** Start Material supplied **

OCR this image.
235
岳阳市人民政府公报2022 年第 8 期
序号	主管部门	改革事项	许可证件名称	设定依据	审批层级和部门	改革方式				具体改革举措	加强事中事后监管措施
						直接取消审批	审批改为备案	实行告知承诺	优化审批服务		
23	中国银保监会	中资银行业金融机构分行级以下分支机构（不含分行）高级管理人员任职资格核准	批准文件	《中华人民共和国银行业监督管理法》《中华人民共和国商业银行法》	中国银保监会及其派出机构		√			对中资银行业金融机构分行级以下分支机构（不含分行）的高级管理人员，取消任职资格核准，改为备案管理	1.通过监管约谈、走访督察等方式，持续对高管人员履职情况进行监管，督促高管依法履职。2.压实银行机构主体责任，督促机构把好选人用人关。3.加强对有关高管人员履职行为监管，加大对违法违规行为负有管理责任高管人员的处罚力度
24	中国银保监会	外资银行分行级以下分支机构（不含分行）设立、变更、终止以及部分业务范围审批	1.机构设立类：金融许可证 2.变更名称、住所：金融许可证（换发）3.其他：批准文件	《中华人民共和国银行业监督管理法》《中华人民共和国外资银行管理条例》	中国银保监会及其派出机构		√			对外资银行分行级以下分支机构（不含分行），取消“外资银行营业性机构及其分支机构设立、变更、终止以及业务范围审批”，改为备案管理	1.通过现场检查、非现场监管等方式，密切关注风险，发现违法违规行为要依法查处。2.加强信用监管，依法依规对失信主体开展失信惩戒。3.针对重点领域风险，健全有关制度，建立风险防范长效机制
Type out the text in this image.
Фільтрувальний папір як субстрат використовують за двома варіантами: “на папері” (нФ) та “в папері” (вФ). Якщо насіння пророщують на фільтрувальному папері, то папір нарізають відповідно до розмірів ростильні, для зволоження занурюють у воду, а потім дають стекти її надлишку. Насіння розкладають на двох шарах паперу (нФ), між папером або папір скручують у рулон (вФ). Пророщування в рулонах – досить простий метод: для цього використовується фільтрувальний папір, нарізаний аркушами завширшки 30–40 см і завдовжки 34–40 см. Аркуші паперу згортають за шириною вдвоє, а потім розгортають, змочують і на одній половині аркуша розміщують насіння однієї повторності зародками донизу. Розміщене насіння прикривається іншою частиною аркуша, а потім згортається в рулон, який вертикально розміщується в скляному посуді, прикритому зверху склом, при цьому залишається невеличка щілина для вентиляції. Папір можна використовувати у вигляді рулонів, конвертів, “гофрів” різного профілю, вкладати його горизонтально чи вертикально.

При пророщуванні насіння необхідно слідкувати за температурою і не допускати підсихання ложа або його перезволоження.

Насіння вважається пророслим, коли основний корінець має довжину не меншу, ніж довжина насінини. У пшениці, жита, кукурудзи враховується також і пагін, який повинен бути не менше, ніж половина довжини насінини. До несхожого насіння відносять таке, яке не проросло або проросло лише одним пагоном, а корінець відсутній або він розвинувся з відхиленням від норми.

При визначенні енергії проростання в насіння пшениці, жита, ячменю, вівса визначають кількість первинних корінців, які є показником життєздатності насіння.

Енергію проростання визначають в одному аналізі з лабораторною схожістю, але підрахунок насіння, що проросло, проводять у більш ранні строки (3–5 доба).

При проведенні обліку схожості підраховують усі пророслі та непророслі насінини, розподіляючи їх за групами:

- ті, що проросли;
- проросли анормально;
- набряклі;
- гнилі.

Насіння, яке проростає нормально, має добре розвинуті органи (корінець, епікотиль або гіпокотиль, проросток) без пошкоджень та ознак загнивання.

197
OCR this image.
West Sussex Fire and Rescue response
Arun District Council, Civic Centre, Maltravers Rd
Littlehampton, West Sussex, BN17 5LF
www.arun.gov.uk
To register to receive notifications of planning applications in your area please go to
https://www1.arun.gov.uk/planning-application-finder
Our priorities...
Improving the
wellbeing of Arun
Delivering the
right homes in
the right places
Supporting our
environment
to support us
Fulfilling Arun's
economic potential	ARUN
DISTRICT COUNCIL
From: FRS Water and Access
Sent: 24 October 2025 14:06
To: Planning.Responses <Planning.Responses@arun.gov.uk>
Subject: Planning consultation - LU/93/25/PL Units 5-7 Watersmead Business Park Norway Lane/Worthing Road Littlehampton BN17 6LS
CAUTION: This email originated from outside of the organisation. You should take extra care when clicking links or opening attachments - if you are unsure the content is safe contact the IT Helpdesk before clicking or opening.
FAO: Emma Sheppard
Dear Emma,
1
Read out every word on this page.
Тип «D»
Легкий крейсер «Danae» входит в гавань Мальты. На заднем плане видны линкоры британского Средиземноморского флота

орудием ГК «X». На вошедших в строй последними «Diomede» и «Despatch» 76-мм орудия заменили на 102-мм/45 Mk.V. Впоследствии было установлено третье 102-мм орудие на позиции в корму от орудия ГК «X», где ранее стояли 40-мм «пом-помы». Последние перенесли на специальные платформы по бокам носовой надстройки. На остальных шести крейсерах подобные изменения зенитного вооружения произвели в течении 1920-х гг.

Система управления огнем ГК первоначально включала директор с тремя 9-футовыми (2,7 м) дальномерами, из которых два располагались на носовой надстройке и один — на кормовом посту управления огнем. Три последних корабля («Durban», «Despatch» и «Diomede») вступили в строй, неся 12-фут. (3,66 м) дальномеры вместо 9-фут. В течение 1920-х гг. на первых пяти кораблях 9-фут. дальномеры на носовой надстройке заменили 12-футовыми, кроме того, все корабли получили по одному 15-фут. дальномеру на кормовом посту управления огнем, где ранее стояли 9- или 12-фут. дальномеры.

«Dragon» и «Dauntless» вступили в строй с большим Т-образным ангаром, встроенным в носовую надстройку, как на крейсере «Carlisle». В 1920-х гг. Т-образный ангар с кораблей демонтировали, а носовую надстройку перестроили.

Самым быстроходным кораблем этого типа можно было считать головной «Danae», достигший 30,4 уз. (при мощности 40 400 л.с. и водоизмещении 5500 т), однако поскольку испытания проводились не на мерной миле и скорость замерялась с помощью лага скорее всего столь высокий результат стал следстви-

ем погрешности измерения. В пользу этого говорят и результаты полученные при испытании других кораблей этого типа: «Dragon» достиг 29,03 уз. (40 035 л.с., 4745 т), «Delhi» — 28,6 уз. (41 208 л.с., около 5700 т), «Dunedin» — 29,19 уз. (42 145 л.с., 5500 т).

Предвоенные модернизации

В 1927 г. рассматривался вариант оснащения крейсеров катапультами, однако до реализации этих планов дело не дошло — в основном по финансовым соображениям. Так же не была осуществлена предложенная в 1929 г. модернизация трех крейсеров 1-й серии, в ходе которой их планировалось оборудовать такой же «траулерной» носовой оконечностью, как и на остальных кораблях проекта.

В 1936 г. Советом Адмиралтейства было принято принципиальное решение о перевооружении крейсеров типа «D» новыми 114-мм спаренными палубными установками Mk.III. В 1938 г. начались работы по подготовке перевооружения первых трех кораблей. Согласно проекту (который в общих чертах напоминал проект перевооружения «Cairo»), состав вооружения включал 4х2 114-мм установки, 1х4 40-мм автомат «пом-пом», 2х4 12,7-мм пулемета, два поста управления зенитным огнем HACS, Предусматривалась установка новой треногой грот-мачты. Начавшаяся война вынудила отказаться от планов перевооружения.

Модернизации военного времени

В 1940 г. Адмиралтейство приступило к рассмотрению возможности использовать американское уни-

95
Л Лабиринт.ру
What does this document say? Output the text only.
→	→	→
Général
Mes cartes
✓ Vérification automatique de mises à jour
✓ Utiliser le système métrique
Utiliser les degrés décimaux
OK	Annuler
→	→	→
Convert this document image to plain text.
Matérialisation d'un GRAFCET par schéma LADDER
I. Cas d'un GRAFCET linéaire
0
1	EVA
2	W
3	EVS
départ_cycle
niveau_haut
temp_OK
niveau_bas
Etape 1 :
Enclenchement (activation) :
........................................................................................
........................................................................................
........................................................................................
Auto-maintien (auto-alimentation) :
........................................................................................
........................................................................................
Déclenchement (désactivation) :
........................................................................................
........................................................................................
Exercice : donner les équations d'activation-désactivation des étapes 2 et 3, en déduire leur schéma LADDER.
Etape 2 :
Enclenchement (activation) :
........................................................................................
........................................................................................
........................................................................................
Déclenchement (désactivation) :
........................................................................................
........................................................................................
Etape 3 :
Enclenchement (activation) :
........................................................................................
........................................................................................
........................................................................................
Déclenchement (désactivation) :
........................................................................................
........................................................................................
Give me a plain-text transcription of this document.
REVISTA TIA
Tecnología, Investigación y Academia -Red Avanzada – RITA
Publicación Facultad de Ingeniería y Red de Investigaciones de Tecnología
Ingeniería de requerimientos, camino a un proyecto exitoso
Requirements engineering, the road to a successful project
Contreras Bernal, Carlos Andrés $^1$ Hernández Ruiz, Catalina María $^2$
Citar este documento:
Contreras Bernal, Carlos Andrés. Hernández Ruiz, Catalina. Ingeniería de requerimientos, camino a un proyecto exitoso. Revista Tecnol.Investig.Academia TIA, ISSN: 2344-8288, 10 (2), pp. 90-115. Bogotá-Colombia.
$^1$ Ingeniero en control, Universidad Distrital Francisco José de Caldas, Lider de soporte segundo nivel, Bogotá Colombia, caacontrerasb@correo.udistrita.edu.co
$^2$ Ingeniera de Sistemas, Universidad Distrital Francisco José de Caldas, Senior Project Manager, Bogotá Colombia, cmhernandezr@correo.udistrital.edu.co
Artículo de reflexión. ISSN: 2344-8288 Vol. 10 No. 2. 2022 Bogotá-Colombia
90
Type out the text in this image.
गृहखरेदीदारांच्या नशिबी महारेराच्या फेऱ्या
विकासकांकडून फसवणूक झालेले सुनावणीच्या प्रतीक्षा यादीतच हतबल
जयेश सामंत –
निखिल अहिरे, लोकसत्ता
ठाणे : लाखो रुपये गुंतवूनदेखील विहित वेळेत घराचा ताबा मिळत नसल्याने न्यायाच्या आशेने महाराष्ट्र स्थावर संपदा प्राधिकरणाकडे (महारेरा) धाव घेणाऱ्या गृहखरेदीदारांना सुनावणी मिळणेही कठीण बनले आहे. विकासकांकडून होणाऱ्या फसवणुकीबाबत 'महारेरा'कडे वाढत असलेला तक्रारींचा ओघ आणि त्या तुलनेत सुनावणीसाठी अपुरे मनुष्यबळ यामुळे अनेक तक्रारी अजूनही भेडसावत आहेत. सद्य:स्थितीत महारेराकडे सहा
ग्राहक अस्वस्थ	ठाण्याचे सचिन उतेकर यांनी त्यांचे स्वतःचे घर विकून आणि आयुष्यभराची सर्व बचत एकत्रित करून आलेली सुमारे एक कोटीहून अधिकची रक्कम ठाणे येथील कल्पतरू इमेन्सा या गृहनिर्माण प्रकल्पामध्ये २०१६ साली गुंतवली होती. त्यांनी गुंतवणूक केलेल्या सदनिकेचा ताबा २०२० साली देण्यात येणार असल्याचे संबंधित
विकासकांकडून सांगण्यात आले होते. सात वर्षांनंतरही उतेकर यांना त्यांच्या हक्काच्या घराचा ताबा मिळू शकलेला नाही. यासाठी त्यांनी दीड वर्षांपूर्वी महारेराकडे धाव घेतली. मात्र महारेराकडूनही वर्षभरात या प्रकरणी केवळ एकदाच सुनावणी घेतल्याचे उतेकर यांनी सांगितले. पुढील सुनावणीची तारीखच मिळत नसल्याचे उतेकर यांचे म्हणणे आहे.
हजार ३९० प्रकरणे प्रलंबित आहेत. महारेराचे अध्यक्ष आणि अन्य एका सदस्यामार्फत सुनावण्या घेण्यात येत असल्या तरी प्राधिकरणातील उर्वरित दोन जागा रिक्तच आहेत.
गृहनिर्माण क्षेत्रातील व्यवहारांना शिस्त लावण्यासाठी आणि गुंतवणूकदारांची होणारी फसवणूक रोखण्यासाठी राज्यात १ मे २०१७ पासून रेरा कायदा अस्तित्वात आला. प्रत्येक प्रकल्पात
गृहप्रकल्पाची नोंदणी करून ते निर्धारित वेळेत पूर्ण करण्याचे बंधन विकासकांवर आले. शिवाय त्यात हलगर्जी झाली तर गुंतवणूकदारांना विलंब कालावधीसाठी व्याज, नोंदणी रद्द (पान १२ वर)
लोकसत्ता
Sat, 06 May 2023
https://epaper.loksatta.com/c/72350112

** End Material supplied **

What to work on - Of the lines above, how many include the word "носовой"? Reply with the number only.

Exercise answer - 3